• **OBJECTIVE**
Scan the listing below for the word "olarak" and state how many lines hold it. Write nothing but the number.

----- EXERCISE INPUTS

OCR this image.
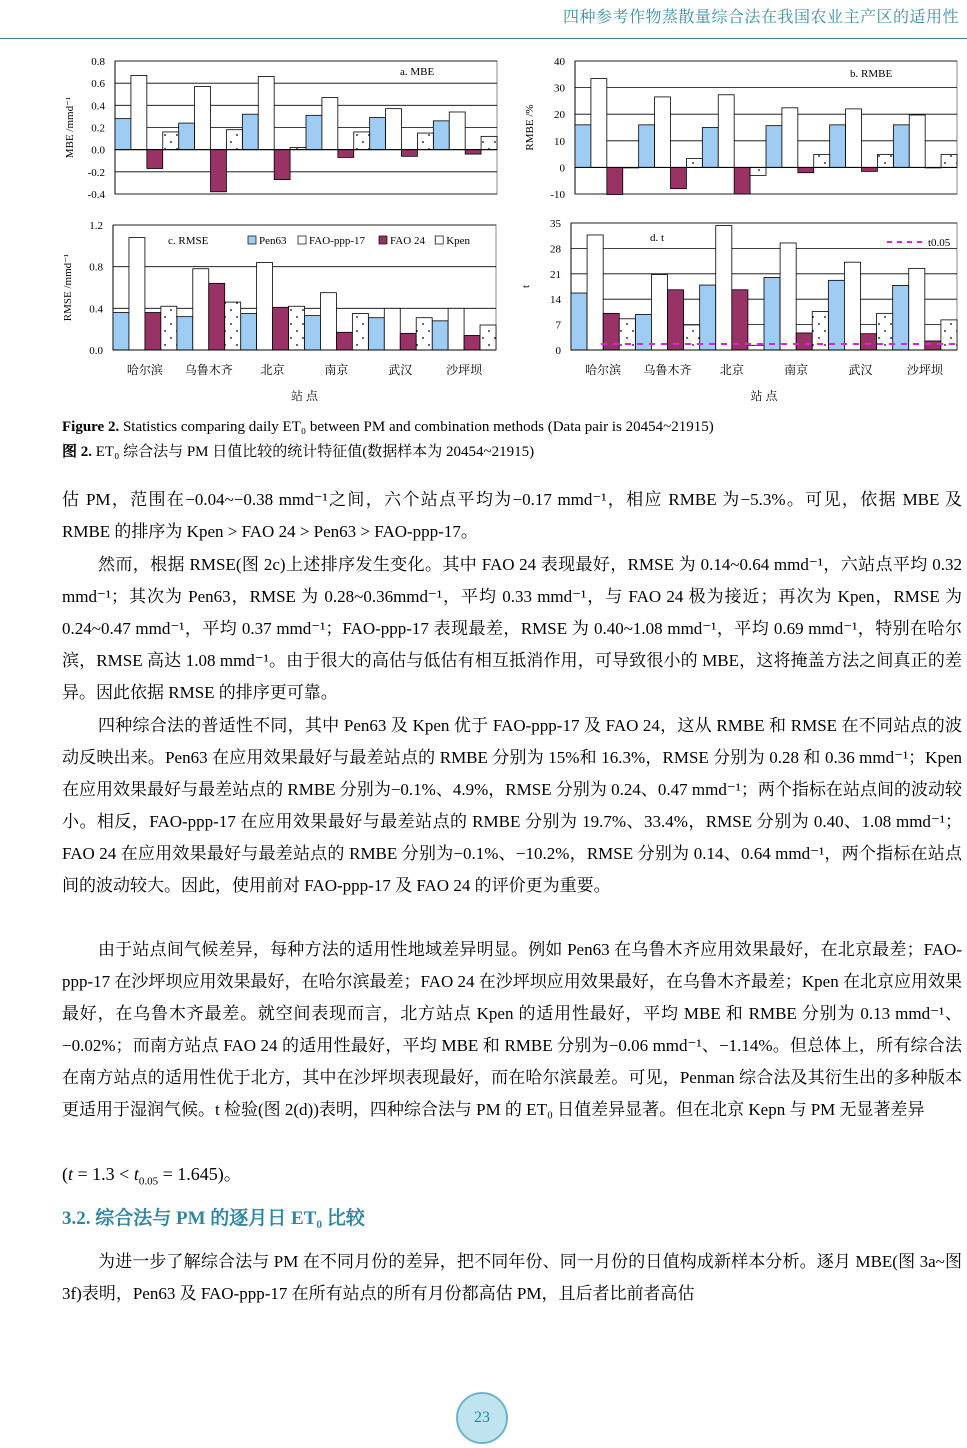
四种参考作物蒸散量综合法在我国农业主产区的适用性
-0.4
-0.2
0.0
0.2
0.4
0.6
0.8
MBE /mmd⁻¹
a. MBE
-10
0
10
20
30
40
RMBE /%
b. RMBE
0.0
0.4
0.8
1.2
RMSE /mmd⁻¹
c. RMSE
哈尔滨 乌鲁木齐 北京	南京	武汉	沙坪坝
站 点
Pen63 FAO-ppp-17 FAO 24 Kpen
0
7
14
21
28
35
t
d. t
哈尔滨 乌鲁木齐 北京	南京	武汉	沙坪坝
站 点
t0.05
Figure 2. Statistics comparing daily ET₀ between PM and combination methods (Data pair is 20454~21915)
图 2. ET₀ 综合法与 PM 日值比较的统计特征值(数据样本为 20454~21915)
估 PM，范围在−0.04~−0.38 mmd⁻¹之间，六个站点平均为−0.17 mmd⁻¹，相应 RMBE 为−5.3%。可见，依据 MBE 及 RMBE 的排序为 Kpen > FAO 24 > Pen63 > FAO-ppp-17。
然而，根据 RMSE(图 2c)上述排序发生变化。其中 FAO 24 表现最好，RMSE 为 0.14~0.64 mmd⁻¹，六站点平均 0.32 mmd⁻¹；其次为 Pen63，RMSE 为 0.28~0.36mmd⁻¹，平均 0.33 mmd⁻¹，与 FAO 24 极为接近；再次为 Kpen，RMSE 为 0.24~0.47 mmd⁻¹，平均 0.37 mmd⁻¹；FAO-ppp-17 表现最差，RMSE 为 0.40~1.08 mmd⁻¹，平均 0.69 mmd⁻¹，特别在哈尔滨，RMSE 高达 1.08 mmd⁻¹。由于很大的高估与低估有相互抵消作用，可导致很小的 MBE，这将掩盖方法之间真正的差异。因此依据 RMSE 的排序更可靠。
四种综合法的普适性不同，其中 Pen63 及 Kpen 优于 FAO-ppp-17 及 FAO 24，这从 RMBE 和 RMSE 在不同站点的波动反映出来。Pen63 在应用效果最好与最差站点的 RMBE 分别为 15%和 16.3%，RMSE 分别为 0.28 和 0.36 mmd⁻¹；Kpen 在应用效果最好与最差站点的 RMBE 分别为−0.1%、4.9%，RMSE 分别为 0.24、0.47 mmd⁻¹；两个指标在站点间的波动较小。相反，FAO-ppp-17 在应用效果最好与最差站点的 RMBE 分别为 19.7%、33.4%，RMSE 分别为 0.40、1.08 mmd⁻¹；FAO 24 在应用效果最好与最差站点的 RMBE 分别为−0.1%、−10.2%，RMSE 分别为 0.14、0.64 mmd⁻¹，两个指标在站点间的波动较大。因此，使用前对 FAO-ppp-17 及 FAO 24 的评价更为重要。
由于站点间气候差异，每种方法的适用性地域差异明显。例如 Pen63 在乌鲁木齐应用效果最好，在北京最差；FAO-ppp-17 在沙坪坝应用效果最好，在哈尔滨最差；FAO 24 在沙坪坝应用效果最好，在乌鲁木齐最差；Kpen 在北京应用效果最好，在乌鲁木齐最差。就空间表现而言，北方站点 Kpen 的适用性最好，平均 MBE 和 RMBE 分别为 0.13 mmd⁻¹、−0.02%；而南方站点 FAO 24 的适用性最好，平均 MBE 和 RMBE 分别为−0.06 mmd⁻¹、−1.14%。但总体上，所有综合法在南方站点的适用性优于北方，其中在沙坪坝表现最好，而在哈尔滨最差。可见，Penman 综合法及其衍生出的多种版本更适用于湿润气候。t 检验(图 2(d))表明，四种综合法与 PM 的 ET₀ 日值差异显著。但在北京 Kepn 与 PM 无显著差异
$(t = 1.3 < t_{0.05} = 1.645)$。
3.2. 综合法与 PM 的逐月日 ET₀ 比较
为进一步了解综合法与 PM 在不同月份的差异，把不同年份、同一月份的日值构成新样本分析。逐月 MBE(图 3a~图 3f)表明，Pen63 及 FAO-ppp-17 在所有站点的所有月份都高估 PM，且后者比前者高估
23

----------
----- EXERCISE INPUTS

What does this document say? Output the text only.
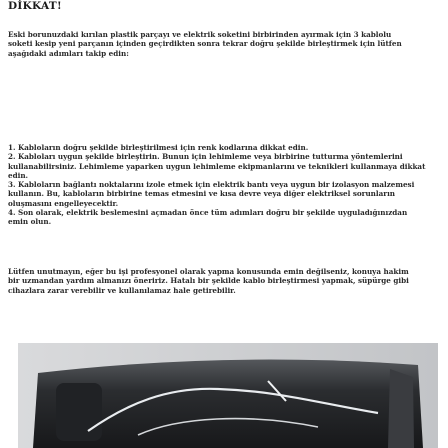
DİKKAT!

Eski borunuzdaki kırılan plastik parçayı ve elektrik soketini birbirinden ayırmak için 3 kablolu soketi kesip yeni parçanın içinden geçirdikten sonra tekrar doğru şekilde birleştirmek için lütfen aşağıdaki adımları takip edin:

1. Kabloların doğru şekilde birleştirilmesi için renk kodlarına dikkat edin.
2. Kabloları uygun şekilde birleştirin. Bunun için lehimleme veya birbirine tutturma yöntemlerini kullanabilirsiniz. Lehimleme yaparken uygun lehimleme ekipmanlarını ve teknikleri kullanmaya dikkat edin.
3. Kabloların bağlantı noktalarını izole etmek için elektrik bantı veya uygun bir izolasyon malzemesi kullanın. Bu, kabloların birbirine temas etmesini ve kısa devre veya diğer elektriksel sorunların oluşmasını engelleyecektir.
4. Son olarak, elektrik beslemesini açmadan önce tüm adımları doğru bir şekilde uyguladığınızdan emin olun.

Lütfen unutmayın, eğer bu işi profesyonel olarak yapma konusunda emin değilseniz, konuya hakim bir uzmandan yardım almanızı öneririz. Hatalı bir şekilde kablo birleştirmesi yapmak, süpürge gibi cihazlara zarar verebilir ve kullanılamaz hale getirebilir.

----------
----- EXERCISE INPUTS

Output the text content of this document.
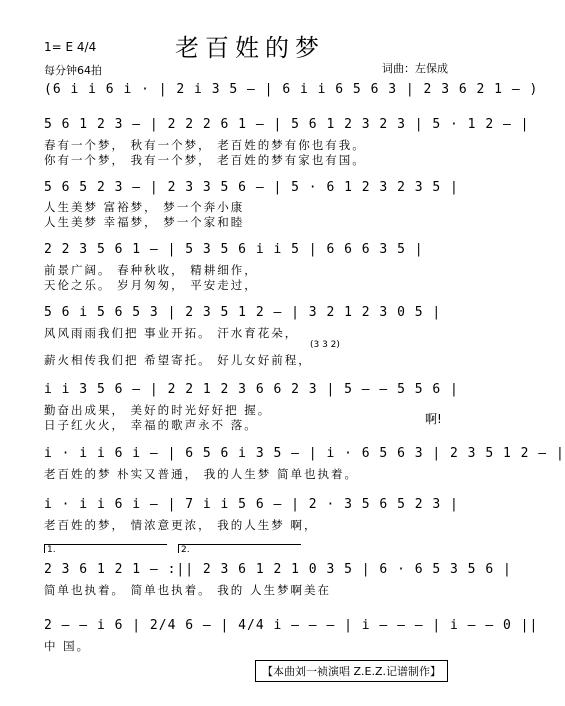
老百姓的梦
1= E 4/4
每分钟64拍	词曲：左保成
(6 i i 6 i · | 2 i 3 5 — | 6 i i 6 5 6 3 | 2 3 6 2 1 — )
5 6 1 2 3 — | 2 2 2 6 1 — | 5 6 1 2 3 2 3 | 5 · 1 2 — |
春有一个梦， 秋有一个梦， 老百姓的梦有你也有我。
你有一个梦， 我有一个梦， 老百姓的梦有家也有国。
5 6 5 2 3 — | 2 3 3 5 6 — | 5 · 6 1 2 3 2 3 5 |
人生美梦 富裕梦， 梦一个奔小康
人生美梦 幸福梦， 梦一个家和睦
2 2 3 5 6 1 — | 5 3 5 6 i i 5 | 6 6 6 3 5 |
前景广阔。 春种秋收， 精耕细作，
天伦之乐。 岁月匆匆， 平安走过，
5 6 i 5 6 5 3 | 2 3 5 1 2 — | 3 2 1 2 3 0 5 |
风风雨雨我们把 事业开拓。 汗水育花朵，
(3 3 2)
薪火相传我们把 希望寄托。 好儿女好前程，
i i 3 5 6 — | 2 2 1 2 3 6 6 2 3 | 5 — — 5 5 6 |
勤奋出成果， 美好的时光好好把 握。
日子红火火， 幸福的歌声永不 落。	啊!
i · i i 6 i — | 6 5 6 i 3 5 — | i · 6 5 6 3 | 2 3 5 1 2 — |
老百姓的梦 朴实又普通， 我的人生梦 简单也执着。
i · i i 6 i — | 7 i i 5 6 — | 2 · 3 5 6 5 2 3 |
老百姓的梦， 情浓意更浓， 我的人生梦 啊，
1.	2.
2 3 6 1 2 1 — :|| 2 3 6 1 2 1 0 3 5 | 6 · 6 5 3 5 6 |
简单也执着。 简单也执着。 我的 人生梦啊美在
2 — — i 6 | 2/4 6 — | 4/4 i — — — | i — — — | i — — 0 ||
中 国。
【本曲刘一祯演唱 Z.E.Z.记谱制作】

----------

• **FULL OUTPUT**
2